SOURCE EXCERPT>
+ + +

Roger Pielke Sr. wrote on June 4th 2009 a short piece on how “climate science” papers, if there is such a reputable thing, are short circuiting the scientific method so causing falsehoods and a dangerous trend in science that deserves attention from taxpayers, grantors and others interested in good science, properly done, factually accurate and useful for humankind.

Pielke points out, as others and I have in the past that much if not all the “climate science” is based in assumptions and built out using computer modeling.  No experimentation is done.  No testing, no verifiable conclusions, no facts.

But Pielke goes a little further, he’s calling to account the publishers of the “climate science” to adhere to the minimum standards of the scientific method.  With peer review responsibilities on his resume’ Pielke has good reason to see the problems of credibility when peer review journals and the following media rush to print sensationalism rather than science.

+ + +

GIVEN INFORMATION>
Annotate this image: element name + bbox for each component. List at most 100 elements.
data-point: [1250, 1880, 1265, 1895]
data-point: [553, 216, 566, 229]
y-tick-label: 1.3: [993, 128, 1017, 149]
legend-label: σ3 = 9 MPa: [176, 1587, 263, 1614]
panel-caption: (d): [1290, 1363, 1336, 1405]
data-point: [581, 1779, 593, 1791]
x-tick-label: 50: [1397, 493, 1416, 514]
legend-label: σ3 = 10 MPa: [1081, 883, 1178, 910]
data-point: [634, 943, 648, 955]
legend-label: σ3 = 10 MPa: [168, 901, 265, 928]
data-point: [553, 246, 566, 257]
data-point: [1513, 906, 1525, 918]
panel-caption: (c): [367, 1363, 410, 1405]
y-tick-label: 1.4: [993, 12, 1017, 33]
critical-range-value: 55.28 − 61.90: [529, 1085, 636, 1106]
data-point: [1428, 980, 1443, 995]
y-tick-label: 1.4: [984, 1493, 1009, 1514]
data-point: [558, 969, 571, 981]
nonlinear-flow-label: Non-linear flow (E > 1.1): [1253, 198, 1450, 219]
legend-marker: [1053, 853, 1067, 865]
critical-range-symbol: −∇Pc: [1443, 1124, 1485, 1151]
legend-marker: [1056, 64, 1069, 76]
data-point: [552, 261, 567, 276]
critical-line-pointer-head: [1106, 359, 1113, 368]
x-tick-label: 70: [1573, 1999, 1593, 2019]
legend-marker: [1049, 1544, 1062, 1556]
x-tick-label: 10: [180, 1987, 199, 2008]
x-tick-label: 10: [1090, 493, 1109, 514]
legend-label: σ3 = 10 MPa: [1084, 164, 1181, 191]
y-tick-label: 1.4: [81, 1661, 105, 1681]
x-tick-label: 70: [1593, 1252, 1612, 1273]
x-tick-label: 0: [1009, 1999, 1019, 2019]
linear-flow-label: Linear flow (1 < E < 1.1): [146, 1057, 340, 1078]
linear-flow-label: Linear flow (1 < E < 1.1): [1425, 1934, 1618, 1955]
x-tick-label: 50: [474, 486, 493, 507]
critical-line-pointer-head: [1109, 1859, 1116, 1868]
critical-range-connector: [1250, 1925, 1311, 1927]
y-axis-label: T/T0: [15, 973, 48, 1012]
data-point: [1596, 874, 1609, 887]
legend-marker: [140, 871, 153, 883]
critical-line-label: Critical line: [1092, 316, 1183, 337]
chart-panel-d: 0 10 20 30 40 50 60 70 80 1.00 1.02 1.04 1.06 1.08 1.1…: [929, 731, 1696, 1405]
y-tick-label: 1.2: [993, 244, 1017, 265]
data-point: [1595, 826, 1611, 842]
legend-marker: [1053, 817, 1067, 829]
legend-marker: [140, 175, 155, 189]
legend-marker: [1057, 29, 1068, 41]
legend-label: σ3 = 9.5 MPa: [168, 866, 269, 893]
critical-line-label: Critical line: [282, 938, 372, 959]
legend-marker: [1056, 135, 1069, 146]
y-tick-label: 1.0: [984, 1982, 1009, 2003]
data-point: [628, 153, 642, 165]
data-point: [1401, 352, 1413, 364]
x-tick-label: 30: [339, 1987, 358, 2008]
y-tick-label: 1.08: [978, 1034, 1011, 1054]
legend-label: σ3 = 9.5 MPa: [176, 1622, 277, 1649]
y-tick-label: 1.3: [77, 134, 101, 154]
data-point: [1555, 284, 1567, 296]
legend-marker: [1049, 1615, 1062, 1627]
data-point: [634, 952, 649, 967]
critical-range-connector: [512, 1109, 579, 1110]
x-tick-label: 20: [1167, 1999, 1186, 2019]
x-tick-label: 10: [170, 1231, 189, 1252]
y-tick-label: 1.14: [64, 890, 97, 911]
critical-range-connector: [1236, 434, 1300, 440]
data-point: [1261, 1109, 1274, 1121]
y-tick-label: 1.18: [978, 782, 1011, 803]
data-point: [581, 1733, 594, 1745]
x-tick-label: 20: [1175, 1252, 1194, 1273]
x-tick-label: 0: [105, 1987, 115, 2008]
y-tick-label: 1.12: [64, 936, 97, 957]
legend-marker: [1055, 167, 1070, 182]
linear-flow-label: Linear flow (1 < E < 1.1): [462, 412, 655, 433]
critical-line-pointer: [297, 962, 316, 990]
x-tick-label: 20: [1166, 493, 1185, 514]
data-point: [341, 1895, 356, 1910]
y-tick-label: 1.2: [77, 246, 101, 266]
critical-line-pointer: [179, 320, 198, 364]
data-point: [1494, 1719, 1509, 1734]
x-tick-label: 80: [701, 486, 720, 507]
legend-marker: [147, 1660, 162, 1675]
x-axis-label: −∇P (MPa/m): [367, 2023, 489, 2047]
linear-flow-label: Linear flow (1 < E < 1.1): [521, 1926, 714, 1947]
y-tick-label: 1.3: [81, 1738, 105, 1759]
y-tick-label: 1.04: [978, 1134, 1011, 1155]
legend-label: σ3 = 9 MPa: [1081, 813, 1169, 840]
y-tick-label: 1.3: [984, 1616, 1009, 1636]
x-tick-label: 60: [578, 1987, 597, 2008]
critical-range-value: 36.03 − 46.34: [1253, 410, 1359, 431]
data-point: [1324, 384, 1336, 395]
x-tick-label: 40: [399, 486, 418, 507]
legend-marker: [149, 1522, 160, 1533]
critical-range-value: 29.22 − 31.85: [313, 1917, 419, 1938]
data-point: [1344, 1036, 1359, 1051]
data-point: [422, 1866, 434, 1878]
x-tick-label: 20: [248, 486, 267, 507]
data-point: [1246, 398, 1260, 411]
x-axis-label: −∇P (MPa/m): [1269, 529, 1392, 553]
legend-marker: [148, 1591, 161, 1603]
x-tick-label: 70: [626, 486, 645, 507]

+ + +

EXERCISE INSTRUCTIONS> From the commentary on Pielke's critique of climate science papers, reproduce word for word the passage from "Pielke points out, as" up to and including "conclusions, no facts.".

EXPECTED ANSWER>
Pielke points out, as others and I have in the past that much if not all the “climate science” is based in assumptions and built out using computer modeling.  No experimentation is done.  No testing, no verifiable conclusions, no facts.